The complete listing should be restated exactly.
──────────
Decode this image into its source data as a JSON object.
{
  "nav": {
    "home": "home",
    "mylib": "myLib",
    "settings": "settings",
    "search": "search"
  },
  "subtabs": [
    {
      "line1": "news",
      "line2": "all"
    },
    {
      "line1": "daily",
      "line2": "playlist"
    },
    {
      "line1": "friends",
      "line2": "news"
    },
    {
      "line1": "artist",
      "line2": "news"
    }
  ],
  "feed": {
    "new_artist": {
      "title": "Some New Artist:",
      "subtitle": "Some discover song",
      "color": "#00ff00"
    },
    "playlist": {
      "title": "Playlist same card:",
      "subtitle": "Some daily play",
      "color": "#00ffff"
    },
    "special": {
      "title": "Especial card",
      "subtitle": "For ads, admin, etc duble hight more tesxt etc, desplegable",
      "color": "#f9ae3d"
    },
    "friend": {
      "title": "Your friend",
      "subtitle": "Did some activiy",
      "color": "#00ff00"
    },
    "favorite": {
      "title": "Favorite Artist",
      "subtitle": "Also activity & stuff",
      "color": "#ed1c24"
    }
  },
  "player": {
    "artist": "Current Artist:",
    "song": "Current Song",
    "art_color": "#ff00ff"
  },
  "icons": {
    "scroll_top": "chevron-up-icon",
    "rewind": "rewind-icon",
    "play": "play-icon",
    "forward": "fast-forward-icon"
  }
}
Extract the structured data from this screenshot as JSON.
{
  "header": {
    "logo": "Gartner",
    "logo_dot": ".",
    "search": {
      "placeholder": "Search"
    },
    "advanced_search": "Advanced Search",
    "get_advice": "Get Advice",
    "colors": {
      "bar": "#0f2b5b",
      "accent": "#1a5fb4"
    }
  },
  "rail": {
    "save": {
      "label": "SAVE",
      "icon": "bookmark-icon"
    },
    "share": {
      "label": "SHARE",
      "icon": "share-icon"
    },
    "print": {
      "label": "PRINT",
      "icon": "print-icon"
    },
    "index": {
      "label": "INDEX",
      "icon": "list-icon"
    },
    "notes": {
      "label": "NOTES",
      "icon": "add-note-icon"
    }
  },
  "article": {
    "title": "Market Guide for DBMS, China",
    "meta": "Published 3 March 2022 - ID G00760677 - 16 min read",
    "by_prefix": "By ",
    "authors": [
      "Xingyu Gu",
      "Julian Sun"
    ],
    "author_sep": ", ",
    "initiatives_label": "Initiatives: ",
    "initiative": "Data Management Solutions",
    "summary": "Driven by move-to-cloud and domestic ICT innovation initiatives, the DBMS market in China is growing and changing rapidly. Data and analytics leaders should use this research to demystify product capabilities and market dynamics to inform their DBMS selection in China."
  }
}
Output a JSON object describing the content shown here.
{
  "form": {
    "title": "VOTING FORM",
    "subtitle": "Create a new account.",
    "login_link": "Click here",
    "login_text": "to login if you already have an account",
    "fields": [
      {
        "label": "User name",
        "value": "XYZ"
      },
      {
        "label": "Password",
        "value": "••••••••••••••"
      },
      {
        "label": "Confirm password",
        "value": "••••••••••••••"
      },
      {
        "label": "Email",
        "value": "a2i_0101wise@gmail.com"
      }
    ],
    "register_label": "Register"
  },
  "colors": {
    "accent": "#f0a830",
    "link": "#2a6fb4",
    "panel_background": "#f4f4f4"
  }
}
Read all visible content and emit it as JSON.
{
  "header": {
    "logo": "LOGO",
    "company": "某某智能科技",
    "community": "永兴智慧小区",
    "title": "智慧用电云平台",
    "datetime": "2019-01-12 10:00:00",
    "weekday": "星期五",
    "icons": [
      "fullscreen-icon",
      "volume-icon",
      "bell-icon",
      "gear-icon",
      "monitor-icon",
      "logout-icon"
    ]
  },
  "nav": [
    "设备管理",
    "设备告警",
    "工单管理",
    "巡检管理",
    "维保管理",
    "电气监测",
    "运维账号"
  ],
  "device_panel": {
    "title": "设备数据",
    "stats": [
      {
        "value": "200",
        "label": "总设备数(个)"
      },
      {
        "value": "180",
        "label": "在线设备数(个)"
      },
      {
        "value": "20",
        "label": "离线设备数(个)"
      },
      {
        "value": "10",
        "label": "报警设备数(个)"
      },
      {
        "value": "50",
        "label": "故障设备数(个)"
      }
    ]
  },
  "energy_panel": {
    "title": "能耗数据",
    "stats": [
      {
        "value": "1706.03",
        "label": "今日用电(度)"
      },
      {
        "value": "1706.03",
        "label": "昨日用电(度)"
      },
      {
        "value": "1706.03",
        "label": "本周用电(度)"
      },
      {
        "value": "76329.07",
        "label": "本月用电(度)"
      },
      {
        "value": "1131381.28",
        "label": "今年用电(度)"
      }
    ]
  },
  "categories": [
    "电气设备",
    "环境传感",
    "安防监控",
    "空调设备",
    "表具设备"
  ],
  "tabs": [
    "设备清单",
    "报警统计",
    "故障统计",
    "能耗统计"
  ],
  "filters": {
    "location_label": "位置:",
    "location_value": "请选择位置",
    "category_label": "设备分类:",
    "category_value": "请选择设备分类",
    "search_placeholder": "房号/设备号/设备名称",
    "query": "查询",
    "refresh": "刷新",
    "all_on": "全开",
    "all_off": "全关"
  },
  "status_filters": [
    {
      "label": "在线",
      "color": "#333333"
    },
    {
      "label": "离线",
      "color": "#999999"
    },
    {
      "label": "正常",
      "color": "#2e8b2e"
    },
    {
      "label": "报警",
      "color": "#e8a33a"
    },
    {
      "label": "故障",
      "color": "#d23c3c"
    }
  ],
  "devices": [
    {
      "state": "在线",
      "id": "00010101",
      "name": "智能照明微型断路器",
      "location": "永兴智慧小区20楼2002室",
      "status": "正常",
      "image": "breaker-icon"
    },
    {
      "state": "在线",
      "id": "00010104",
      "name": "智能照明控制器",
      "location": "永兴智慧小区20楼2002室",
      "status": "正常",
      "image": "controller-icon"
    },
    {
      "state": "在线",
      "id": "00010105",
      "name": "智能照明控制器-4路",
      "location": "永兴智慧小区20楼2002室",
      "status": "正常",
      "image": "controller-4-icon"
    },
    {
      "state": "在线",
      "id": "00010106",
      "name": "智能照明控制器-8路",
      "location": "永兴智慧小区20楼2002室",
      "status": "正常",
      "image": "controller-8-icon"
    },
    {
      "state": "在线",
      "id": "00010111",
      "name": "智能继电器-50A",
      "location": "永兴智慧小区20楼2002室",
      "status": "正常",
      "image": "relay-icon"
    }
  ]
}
──────────
ANSWER TO THE PROBLEM:
Decode this image into its source data as a JSON object.
{
  "nav": {
    "home": "home",
    "mylib": "myLib",
    "settings": "settings",
    "search": "search"
  },
  "subtabs": [
    {
      "line1": "news",
      "line2": "all"
    },
    {
      "line1": "daily",
      "line2": "playlist"
    },
    {
      "line1": "friends",
      "line2": "news"
    },
    {
      "line1": "artist",
      "line2": "news"
    }
  ],
  "feed": {
    "new_artist": {
      "title": "Some New Artist:",
      "subtitle": "Some discover song",
      "color": "#00ff00"
    },
    "playlist": {
      "title": "Playlist same card:",
      "subtitle": "Some daily play",
      "color": "#00ffff"
    },
    "special": {
      "title": "Especial card",
      "subtitle": "For ads, admin, etc duble hight more tesxt etc, desplegable",
      "color": "#f9ae3d"
    },
    "friend": {
      "title": "Your friend",
      "subtitle": "Did some activiy",
      "color": "#00ff00"
    },
    "favorite": {
      "title": "Favorite Artist",
      "subtitle": "Also activity & stuff",
      "color": "#ed1c24"
    }
  },
  "player": {
    "artist": "Current Artist:",
    "song": "Current Song",
    "art_color": "#ff00ff"
  },
  "icons": {
    "scroll_top": "chevron-up-icon",
    "rewind": "rewind-icon",
    "play": "play-icon",
    "forward": "fast-forward-icon"
  }
}
Extract the structured data from this screenshot as JSON.
{
  "header": {
    "logo": "Gartner",
    "logo_dot": ".",
    "search": {
      "placeholder": "Search"
    },
    "advanced_search": "Advanced Search",
    "get_advice": "Get Advice",
    "colors": {
      "bar": "#0f2b5b",
      "accent": "#1a5fb4"
    }
  },
  "rail": {
    "save": {
      "label": "SAVE",
      "icon": "bookmark-icon"
    },
    "share": {
      "label": "SHARE",
      "icon": "share-icon"
    },
    "print": {
      "label": "PRINT",
      "icon": "print-icon"
    },
    "index": {
      "label": "INDEX",
      "icon": "list-icon"
    },
    "notes": {
      "label": "NOTES",
      "icon": "add-note-icon"
    }
  },
  "article": {
    "title": "Market Guide for DBMS, China",
    "meta": "Published 3 March 2022 - ID G00760677 - 16 min read",
    "by_prefix": "By ",
    "authors": [
      "Xingyu Gu",
      "Julian Sun"
    ],
    "author_sep": ", ",
    "initiatives_label": "Initiatives: ",
    "initiative": "Data Management Solutions",
    "summary": "Driven by move-to-cloud and domestic ICT innovation initiatives, the DBMS market in China is growing and changing rapidly. Data and analytics leaders should use this research to demystify product capabilities and market dynamics to inform their DBMS selection in China."
  }
}
Output a JSON object describing the content shown here.
{
  "form": {
    "title": "VOTING FORM",
    "subtitle": "Create a new account.",
    "login_link": "Click here",
    "login_text": "to login if you already have an account",
    "fields": [
      {
        "label": "User name",
        "value": "XYZ"
      },
      {
        "label": "Password",
        "value": "••••••••••••••"
      },
      {
        "label": "Confirm password",
        "value": "••••••••••••••"
      },
      {
        "label": "Email",
        "value": "a2i_0101wise@gmail.com"
      }
    ],
    "register_label": "Register"
  },
  "colors": {
    "accent": "#f0a830",
    "link": "#2a6fb4",
    "panel_background": "#f4f4f4"
  }
}
Read all visible content and emit it as JSON.
{
  "header": {
    "logo": "LOGO",
    "company": "某某智能科技",
    "community": "永兴智慧小区",
    "title": "智慧用电云平台",
    "datetime": "2019-01-12 10:00:00",
    "weekday": "星期五",
    "icons": [
      "fullscreen-icon",
      "volume-icon",
      "bell-icon",
      "gear-icon",
      "monitor-icon",
      "logout-icon"
    ]
  },
  "nav": [
    "设备管理",
    "设备告警",
    "工单管理",
    "巡检管理",
    "维保管理",
    "电气监测",
    "运维账号"
  ],
  "device_panel": {
    "title": "设备数据",
    "stats": [
      {
        "value": "200",
        "label": "总设备数(个)"
      },
      {
        "value": "180",
        "label": "在线设备数(个)"
      },
      {
        "value": "20",
        "label": "离线设备数(个)"
      },
      {
        "value": "10",
        "label": "报警设备数(个)"
      },
      {
        "value": "50",
        "label": "故障设备数(个)"
      }
    ]
  },
  "energy_panel": {
    "title": "能耗数据",
    "stats": [
      {
        "value": "1706.03",
        "label": "今日用电(度)"
      },
      {
        "value": "1706.03",
        "label": "昨日用电(度)"
      },
      {
        "value": "1706.03",
        "label": "本周用电(度)"
      },
      {
        "value": "76329.07",
        "label": "本月用电(度)"
      },
      {
        "value": "1131381.28",
        "label": "今年用电(度)"
      }
    ]
  },
  "categories": [
    "电气设备",
    "环境传感",
    "安防监控",
    "空调设备",
    "表具设备"
  ],
  "tabs": [
    "设备清单",
    "报警统计",
    "故障统计",
    "能耗统计"
  ],
  "filters": {
    "location_label": "位置:",
    "location_value": "请选择位置",
    "category_label": "设备分类:",
    "category_value": "请选择设备分类",
    "search_placeholder": "房号/设备号/设备名称",
    "query": "查询",
    "refresh": "刷新",
    "all_on": "全开",
    "all_off": "全关"
  },
  "status_filters": [
    {
      "label": "在线",
      "color": "#333333"
    },
    {
      "label": "离线",
      "color": "#999999"
    },
    {
      "label": "正常",
      "color": "#2e8b2e"
    },
    {
      "label": "报警",
      "color": "#e8a33a"
    },
    {
      "label": "故障",
      "color": "#d23c3c"
    }
  ],
  "devices": [
    {
      "state": "在线",
      "id": "00010101",
      "name": "智能照明微型断路器",
      "location": "永兴智慧小区20楼2002室",
      "status": "正常",
      "image": "breaker-icon"
    },
    {
      "state": "在线",
      "id": "00010104",
      "name": "智能照明控制器",
      "location": "永兴智慧小区20楼2002室",
      "status": "正常",
      "image": "controller-icon"
    },
    {
      "state": "在线",
      "id": "00010105",
      "name": "智能照明控制器-4路",
      "location": "永兴智慧小区20楼2002室",
      "status": "正常",
      "image": "controller-4-icon"
    },
    {
      "state": "在线",
      "id": "00010106",
      "name": "智能照明控制器-8路",
      "location": "永兴智慧小区20楼2002室",
      "status": "正常",
      "image": "controller-8-icon"
    },
    {
      "state": "在线",
      "id": "00010111",
      "name": "智能继电器-50A",
      "location": "永兴智慧小区20楼2002室",
      "status": "正常",
      "image": "relay-icon"
    }
  ]
}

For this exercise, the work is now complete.